What you need to do:
Copy all lines below containing "title".
══ Dataset records ══
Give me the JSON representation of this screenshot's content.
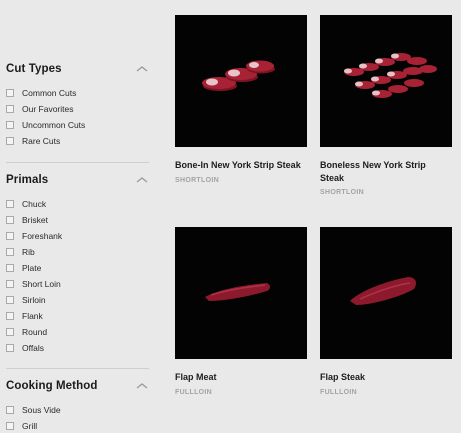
{
  "filters": {
    "cut_types": {
      "title": "Cut Types",
      "options": [
        "Common Cuts",
        "Our Favorites",
        "Uncommon Cuts",
        "Rare Cuts"
      ]
    },
    "primals": {
      "title": "Primals",
      "options": [
        "Chuck",
        "Brisket",
        "Foreshank",
        "Rib",
        "Plate",
        "Short Loin",
        "Sirloin",
        "Flank",
        "Round",
        "Offals"
      ]
    },
    "cooking_method": {
      "title": "Cooking Method",
      "options": [
        "Sous Vide",
        "Grill"
      ]
    }
  },
  "products": [
    {
      "name": "Bone-In New York Strip Steak",
      "category": "SHORTLOIN"
    },
    {
      "name": "Boneless New York Strip Steak",
      "category": "SHORTLOIN"
    },
    {
      "name": "Flap Meat",
      "category": "FULLLOIN"
    },
    {
      "name": "Flap Steak",
      "category": "FULLLOIN"
    }
  ],
  "colors": {
    "background": "#e9e9e9",
    "image_bg": "#030303",
    "meat": "#9a1c2e",
    "fat": "#e6c1c6"
  },
  "icons": {
    "collapse": "chevron-up-icon",
    "checkbox": "checkbox-icon"
  }
}
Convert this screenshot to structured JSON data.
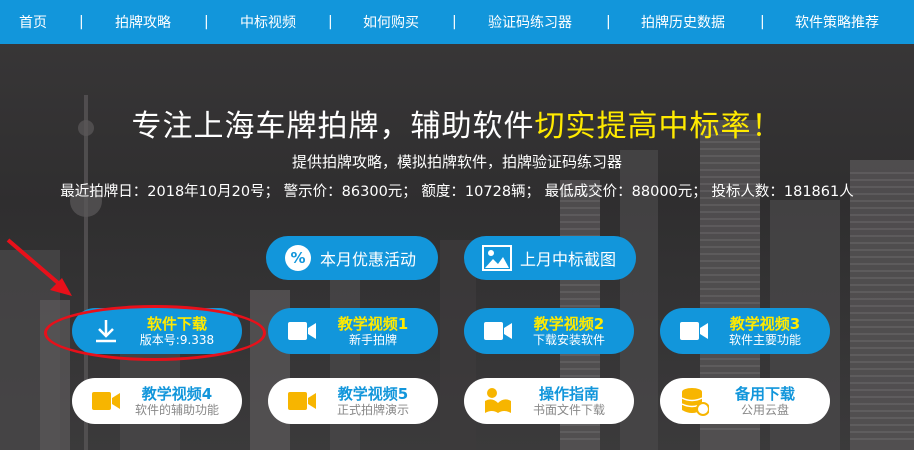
{
  "nav": {
    "items": [
      {
        "label": "首页"
      },
      {
        "label": "拍牌攻略"
      },
      {
        "label": "中标视频"
      },
      {
        "label": "如何购买"
      },
      {
        "label": "验证码练习器"
      },
      {
        "label": "拍牌历史数据"
      },
      {
        "label": "软件策略推荐"
      }
    ],
    "separator": "|"
  },
  "hero": {
    "headline_main": "专注上海车牌拍牌，辅助软件",
    "headline_highlight": "切实提高中标率！",
    "subline": "提供拍牌攻略，模拟拍牌软件，拍牌验证码练习器",
    "info": "最近拍牌日：2018年10月20号； 警示价：86300元； 额度：10728辆； 最低成交价：88000元； 投标人数：181861人"
  },
  "promo": {
    "monthly_label": "本月优惠活动",
    "screenshot_label": "上月中标截图"
  },
  "downloads": {
    "software": {
      "title": "软件下载",
      "sub": "版本号:9.338"
    },
    "video1": {
      "title": "教学视频1",
      "sub": "新手拍牌"
    },
    "video2": {
      "title": "教学视频2",
      "sub": "下载安装软件"
    },
    "video3": {
      "title": "教学视频3",
      "sub": "软件主要功能"
    },
    "video4": {
      "title": "教学视频4",
      "sub": "软件的辅助功能"
    },
    "video5": {
      "title": "教学视频5",
      "sub": "正式拍牌演示"
    },
    "guide": {
      "title": "操作指南",
      "sub": "书面文件下载"
    },
    "backup": {
      "title": "备用下载",
      "sub": "公用云盘"
    }
  },
  "colors": {
    "nav_bg": "#1296db",
    "accent_yellow": "#ffea00",
    "highlight_red": "#e8101a",
    "icon_yellow": "#f7b500"
  }
}
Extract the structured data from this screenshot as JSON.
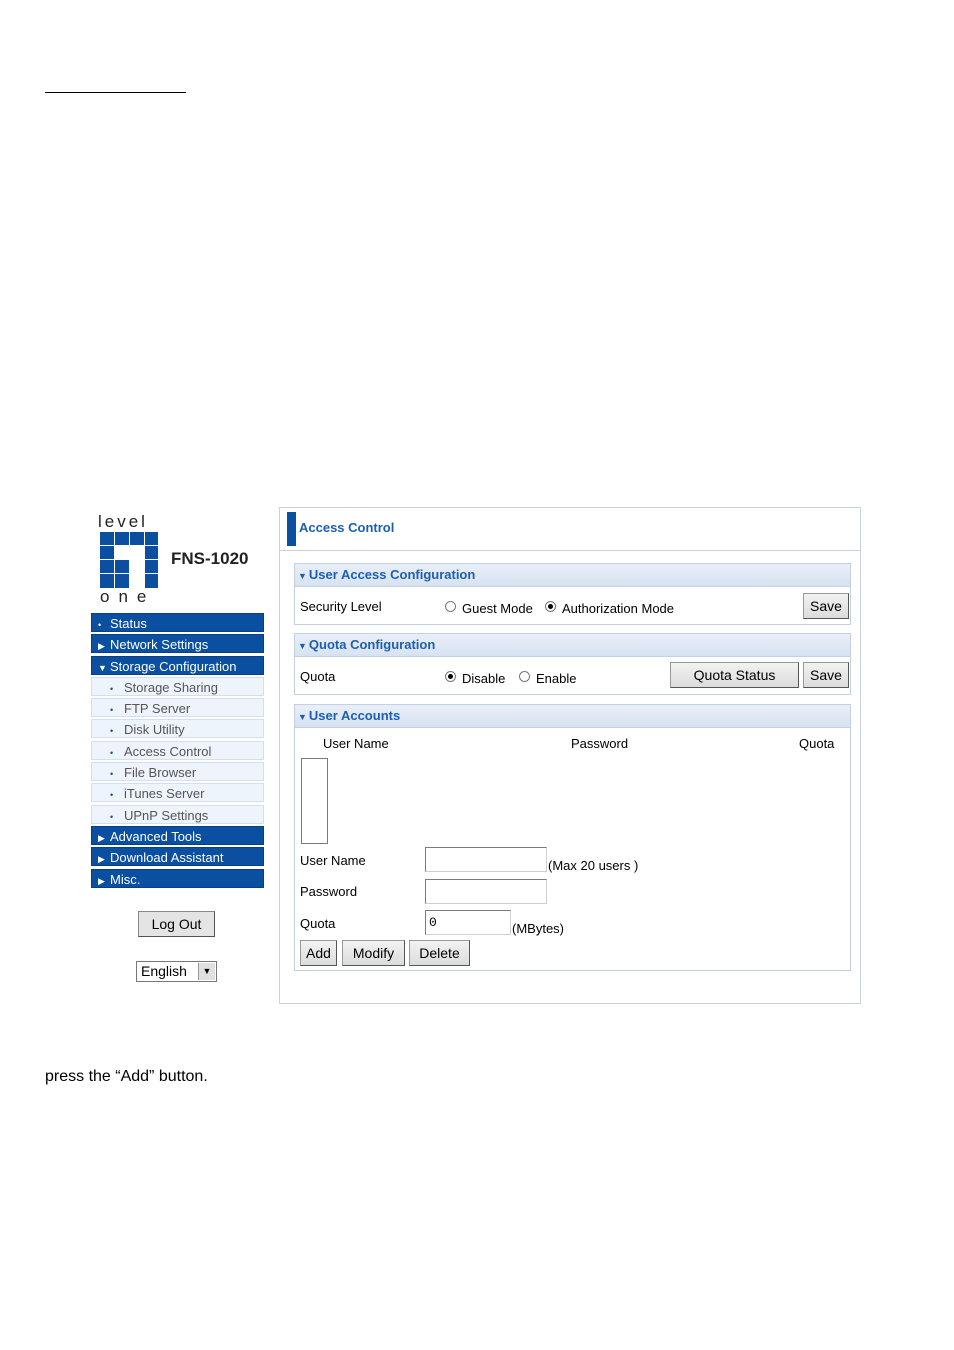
{
  "logo": {
    "word_top": "level",
    "word_bottom": "one",
    "model": "FNS-1020",
    "brand_color": "#0a4fa0"
  },
  "sidebar": {
    "items": [
      {
        "label": "Status",
        "type": "main",
        "icon": "bullet"
      },
      {
        "label": "Network Settings",
        "type": "main",
        "icon": "triangle-right"
      },
      {
        "label": "Storage Configuration",
        "type": "main",
        "icon": "triangle-down"
      },
      {
        "label": "Storage Sharing",
        "type": "sub"
      },
      {
        "label": "FTP Server",
        "type": "sub"
      },
      {
        "label": "Disk Utility",
        "type": "sub"
      },
      {
        "label": "Access Control",
        "type": "sub"
      },
      {
        "label": "File Browser",
        "type": "sub"
      },
      {
        "label": "iTunes Server",
        "type": "sub"
      },
      {
        "label": "UPnP Settings",
        "type": "sub"
      },
      {
        "label": "Advanced Tools",
        "type": "main",
        "icon": "triangle-right"
      },
      {
        "label": "Download Assistant",
        "type": "main",
        "icon": "triangle-right"
      },
      {
        "label": "Misc.",
        "type": "main",
        "icon": "triangle-right"
      }
    ],
    "logout_label": "Log Out",
    "language": "English"
  },
  "panel": {
    "title": "Access Control",
    "user_access": {
      "header": "User Access Configuration",
      "label": "Security Level",
      "option_guest": "Guest Mode",
      "option_auth": "Authorization Mode",
      "selected": "Authorization Mode",
      "save_label": "Save"
    },
    "quota_config": {
      "header": "Quota Configuration",
      "label": "Quota",
      "option_disable": "Disable",
      "option_enable": "Enable",
      "selected": "Disable",
      "status_label": "Quota Status",
      "save_label": "Save"
    },
    "user_accounts": {
      "header": "User Accounts",
      "col_username": "User Name",
      "col_password": "Password",
      "col_quota": "Quota",
      "username_label": "User Name",
      "username_value": "",
      "username_hint": "(Max 20 users )",
      "password_label": "Password",
      "password_value": "",
      "quota_label": "Quota",
      "quota_value": "0",
      "quota_unit": "(MBytes)",
      "add_label": "Add",
      "modify_label": "Modify",
      "delete_label": "Delete"
    }
  },
  "caption": "press the “Add” button."
}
═══
Answer for the task:
      "title": "Cut Types",
      "title": "Primals",
      "title": "Cooking Method",
      "title": "软件下载",
      "title": "教学视频1",
      "title": "教学视频2",
      "title": "教学视频3",
      "title": "教学视频4",
      "title": "教学视频5",
      "title": "操作指南",
      "title": "备用下载",
    "title": "Access Control",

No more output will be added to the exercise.